**MATERIAL FOR THIS EXERCISE**:
##############################
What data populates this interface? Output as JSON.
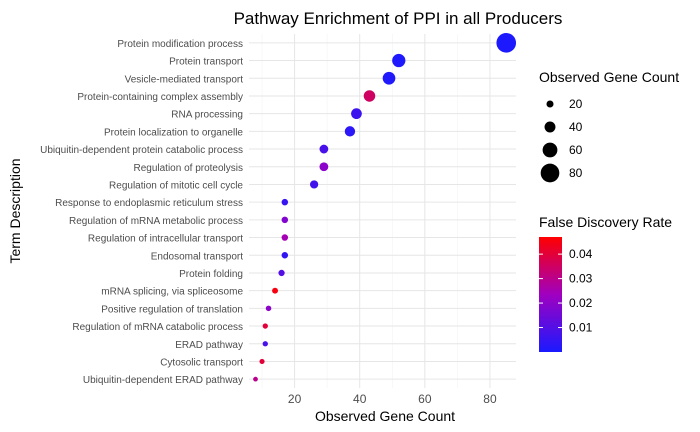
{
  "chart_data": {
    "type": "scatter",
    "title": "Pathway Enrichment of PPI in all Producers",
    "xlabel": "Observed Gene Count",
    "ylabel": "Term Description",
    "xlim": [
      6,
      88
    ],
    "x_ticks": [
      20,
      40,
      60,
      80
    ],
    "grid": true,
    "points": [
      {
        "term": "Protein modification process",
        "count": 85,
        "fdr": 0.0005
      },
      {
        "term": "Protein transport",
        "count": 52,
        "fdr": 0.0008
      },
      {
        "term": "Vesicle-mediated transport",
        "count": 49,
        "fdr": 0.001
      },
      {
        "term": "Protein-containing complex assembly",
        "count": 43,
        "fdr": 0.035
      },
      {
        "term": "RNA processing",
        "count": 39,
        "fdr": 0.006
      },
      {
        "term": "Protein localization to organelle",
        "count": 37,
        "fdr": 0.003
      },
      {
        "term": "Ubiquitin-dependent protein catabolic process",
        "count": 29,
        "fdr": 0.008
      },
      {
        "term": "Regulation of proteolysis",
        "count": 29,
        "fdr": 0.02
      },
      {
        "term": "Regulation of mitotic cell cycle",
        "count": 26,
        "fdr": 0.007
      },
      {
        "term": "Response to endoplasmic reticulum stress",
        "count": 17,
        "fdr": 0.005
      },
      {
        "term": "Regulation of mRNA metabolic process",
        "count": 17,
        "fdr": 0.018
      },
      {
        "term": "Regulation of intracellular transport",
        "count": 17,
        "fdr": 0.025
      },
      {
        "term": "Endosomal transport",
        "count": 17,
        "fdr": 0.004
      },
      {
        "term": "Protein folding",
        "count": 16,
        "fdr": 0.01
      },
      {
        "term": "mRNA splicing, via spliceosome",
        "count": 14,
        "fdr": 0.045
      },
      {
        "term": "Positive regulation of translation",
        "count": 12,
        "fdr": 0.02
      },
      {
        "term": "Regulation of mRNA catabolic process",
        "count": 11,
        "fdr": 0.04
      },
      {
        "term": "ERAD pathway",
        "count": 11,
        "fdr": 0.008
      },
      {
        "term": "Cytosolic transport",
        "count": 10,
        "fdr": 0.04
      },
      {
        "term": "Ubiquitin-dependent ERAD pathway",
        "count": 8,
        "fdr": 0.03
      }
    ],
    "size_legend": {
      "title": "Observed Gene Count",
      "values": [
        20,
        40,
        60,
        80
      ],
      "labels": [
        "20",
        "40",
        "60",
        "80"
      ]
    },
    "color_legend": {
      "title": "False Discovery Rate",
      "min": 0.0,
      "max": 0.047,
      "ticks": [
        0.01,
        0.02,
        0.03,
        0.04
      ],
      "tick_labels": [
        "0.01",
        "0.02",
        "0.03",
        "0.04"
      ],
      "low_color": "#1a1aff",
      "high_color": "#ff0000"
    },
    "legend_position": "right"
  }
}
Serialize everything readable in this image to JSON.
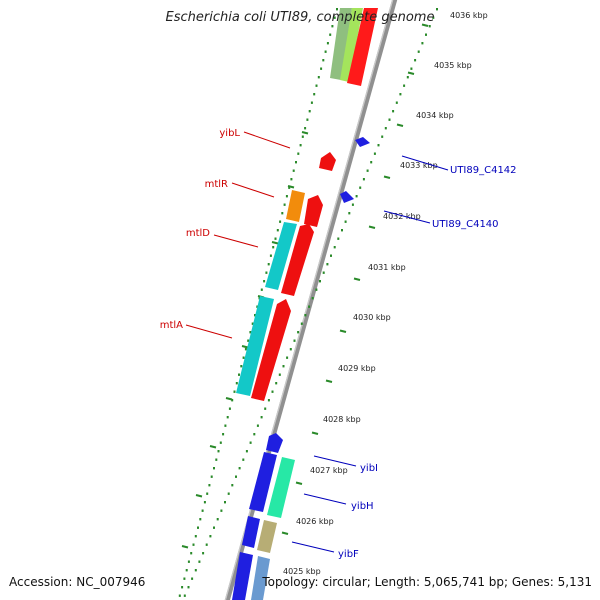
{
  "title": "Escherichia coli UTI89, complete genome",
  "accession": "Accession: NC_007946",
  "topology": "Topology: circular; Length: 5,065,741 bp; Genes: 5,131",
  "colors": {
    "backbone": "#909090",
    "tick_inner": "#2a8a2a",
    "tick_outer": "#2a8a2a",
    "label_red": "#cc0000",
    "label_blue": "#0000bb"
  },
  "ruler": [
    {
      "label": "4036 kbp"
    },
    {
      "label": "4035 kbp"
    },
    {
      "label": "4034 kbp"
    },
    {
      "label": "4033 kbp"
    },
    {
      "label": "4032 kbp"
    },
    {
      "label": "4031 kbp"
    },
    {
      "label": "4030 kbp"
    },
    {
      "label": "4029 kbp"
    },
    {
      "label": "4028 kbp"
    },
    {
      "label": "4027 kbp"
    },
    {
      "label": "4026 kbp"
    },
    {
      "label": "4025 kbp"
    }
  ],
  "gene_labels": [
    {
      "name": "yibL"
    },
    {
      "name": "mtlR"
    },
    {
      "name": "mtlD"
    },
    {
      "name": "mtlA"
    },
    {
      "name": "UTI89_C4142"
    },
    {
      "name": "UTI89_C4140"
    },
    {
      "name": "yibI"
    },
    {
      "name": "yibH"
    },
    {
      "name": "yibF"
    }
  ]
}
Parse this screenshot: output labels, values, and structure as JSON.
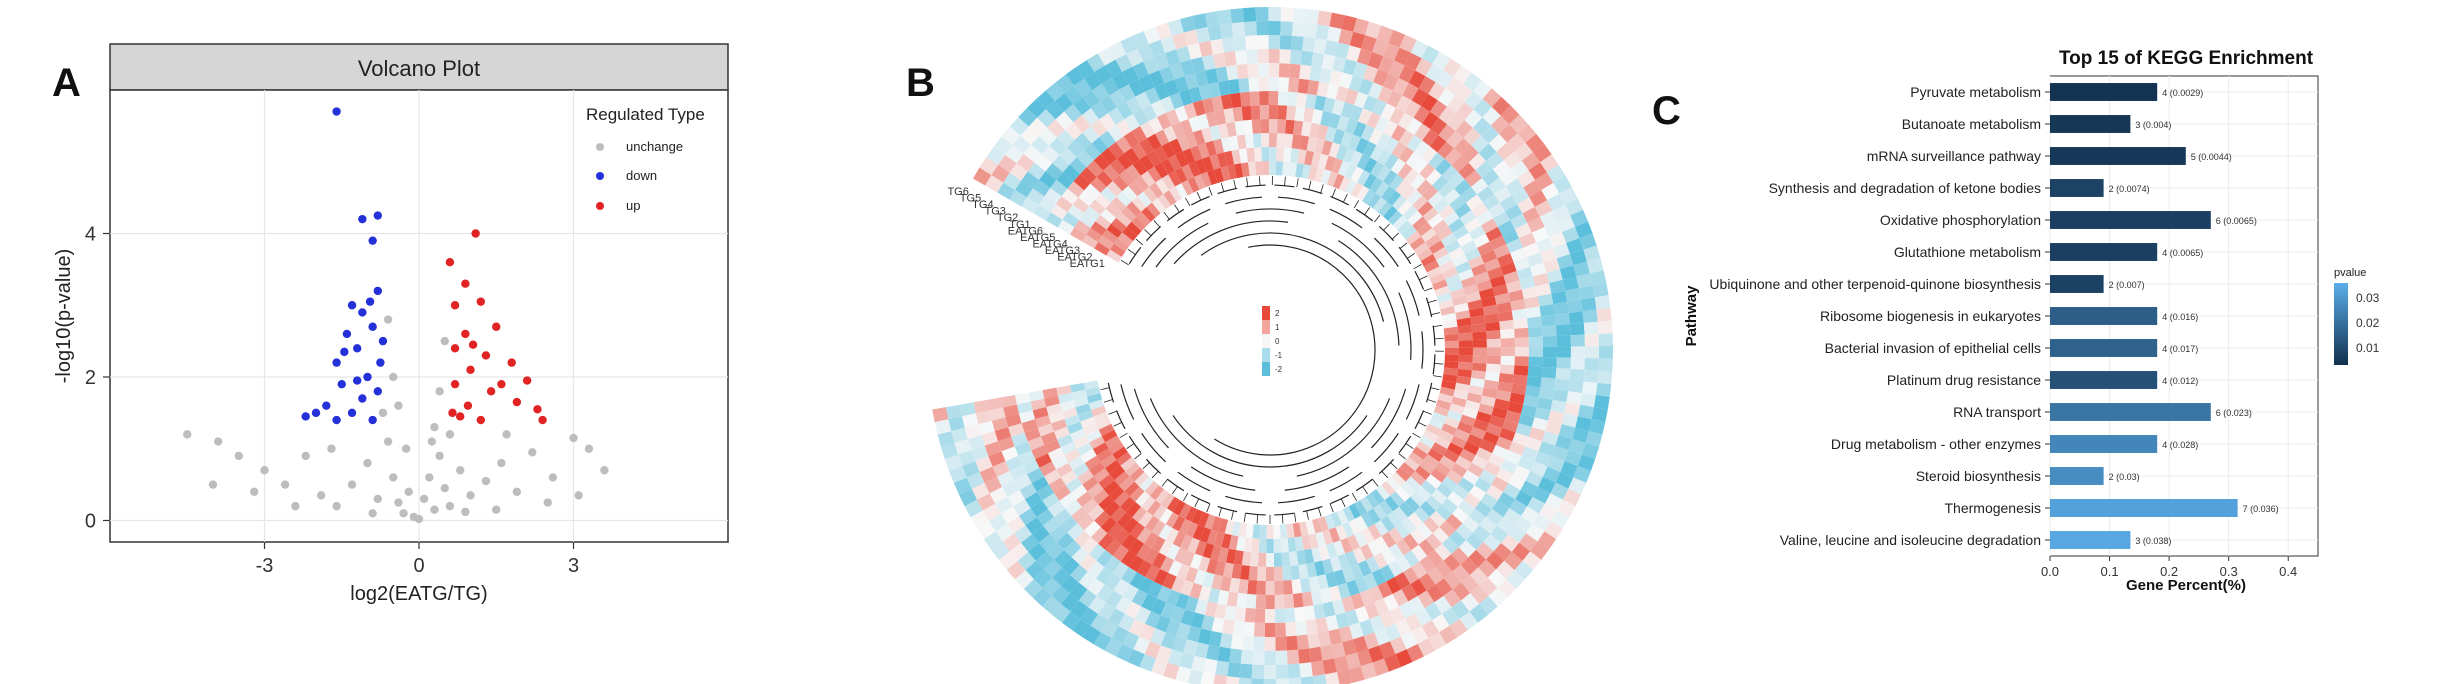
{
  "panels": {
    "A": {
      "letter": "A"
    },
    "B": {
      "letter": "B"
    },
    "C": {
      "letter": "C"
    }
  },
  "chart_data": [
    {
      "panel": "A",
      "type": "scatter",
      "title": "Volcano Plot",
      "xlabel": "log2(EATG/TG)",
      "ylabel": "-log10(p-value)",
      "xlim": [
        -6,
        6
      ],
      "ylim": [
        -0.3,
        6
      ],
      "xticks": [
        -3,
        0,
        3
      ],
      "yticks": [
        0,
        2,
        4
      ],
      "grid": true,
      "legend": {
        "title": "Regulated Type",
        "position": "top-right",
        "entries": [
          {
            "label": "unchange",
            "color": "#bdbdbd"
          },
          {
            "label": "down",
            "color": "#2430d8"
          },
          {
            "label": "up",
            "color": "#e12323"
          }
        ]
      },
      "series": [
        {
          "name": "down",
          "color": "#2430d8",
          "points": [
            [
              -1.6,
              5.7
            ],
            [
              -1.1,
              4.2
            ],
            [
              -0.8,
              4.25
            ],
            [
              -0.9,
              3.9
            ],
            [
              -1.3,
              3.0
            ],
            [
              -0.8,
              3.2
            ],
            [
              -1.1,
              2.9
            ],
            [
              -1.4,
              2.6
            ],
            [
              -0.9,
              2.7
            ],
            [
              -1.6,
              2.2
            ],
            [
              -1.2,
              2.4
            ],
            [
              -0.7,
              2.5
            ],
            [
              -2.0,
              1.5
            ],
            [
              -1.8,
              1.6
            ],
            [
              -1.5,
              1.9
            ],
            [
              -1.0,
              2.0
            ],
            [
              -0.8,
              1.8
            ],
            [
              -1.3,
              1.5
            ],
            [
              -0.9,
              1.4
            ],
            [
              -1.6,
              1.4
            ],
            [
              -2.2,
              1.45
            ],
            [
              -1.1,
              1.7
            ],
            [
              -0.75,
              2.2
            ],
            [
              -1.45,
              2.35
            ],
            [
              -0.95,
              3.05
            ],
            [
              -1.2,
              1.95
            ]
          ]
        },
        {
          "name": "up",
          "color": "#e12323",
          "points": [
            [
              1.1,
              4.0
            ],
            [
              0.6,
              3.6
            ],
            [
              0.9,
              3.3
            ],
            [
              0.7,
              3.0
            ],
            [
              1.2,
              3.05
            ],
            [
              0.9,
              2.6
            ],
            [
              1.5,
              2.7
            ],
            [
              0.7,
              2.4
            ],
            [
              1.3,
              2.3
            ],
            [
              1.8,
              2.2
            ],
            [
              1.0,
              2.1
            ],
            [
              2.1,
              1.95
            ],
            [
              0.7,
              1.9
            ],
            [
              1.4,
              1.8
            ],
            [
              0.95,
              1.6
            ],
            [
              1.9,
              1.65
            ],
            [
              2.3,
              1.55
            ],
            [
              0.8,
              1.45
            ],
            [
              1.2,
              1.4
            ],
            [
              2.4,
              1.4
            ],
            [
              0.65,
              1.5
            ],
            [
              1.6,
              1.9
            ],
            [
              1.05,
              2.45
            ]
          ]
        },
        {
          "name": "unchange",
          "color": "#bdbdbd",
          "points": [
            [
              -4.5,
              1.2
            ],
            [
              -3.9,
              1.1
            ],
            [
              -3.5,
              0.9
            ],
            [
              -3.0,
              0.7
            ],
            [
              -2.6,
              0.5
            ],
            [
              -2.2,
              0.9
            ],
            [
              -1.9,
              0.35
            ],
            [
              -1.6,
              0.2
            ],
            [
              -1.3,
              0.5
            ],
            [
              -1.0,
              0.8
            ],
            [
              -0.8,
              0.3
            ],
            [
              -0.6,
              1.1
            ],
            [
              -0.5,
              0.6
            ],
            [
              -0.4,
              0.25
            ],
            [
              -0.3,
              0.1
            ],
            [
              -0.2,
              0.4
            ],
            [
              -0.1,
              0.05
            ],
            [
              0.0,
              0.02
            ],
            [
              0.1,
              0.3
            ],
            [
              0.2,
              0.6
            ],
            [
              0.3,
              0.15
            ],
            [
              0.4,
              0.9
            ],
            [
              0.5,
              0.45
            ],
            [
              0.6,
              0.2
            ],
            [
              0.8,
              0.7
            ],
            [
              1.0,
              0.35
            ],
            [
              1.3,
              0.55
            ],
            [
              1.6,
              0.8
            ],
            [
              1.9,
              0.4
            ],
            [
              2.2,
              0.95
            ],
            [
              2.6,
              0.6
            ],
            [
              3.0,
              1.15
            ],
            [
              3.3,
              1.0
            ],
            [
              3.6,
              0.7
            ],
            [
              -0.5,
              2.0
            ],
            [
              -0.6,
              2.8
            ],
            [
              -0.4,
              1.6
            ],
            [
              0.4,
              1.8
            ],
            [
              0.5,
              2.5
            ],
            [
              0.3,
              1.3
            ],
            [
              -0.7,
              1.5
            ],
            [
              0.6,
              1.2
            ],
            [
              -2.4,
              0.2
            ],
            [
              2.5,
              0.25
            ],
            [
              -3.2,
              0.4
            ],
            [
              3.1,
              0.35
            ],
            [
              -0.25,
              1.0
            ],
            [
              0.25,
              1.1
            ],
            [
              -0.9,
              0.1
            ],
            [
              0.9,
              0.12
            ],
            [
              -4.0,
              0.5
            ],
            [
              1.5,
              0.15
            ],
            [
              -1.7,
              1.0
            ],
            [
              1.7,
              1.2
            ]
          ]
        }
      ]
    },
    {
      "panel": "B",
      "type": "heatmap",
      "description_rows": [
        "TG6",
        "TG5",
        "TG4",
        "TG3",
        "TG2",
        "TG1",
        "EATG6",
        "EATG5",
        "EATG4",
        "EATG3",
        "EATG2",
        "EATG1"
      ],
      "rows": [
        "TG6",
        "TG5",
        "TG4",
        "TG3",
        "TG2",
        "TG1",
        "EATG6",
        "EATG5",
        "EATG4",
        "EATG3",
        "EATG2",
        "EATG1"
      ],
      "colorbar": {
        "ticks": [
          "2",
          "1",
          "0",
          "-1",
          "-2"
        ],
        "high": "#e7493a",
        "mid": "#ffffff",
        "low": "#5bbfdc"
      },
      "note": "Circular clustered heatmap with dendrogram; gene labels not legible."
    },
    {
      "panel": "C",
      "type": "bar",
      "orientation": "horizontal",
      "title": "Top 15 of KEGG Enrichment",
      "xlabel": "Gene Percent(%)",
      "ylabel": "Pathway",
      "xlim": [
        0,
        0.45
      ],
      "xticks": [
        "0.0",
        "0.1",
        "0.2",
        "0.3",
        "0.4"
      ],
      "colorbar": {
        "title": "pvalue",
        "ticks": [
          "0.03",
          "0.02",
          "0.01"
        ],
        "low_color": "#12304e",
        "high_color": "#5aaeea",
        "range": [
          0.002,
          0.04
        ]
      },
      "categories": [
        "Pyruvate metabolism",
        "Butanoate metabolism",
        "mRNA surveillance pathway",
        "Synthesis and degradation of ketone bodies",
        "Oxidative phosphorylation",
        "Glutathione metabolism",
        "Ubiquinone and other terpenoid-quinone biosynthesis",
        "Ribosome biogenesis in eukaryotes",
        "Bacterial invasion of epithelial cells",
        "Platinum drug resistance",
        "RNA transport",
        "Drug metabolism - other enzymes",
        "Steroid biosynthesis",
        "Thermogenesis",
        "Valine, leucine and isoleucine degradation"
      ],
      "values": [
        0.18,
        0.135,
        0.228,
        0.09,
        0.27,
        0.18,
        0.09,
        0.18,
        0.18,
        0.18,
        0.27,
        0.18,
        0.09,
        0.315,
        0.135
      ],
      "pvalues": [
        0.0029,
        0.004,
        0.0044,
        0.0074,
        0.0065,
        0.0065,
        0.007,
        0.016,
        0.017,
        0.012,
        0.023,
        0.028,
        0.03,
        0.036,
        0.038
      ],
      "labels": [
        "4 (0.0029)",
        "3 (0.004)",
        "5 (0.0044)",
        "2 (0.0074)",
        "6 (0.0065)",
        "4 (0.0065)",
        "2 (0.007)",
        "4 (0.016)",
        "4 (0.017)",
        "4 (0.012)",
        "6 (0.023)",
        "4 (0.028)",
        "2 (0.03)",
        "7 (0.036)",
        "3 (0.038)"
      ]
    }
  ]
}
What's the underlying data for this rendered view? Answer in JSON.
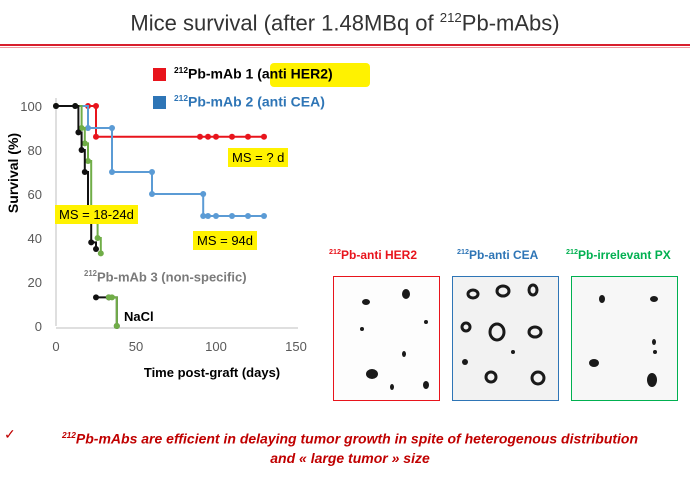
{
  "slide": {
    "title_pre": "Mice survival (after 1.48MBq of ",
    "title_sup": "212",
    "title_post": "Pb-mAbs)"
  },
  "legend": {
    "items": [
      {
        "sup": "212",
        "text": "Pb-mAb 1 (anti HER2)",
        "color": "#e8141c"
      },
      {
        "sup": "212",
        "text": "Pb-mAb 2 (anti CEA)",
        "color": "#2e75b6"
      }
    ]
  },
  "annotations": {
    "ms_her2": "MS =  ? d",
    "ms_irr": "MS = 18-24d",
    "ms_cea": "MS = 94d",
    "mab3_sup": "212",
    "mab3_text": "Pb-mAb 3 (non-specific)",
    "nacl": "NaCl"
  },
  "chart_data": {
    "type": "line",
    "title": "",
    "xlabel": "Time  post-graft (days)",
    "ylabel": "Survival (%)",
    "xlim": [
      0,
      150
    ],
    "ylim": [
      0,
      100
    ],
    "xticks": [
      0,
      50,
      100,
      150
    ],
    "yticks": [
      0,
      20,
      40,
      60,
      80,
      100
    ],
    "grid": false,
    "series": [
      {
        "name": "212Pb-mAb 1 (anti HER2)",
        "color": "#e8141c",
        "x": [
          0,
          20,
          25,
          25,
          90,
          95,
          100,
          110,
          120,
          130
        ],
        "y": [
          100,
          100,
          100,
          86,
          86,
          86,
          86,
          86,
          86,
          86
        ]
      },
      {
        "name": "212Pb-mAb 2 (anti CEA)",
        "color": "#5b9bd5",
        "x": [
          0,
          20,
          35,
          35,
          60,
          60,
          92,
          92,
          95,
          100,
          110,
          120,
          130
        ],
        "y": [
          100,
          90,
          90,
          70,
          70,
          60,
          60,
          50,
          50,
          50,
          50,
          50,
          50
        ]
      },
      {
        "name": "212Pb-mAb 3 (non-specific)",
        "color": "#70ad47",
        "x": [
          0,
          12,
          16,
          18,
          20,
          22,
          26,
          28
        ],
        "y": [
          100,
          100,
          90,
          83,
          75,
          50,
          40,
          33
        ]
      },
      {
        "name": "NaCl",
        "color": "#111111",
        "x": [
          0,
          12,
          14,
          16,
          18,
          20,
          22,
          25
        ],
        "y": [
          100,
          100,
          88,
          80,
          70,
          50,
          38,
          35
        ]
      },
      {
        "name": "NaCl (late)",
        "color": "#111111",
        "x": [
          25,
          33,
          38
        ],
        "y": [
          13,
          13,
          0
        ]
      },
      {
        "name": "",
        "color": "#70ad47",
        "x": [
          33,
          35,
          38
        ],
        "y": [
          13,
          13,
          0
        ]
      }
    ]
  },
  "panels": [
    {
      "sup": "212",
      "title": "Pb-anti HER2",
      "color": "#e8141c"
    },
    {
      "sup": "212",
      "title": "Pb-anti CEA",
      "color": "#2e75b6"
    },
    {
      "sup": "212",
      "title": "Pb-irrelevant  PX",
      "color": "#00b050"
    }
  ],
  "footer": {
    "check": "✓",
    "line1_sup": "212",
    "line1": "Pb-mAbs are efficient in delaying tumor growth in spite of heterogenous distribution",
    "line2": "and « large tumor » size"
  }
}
##############################
**INSTRUCTIONS TO FOLLOW**: Which lines in the entries above contain "xlabel"? Pull each of them out.

**RESULT**:
    "xlabel": "Observed Gene Count",
      "xlabel": "log2(EATG/TG)",
      "xlabel": "Gene Percent(%)",
    "xlabel": "Time  post-graft (days)",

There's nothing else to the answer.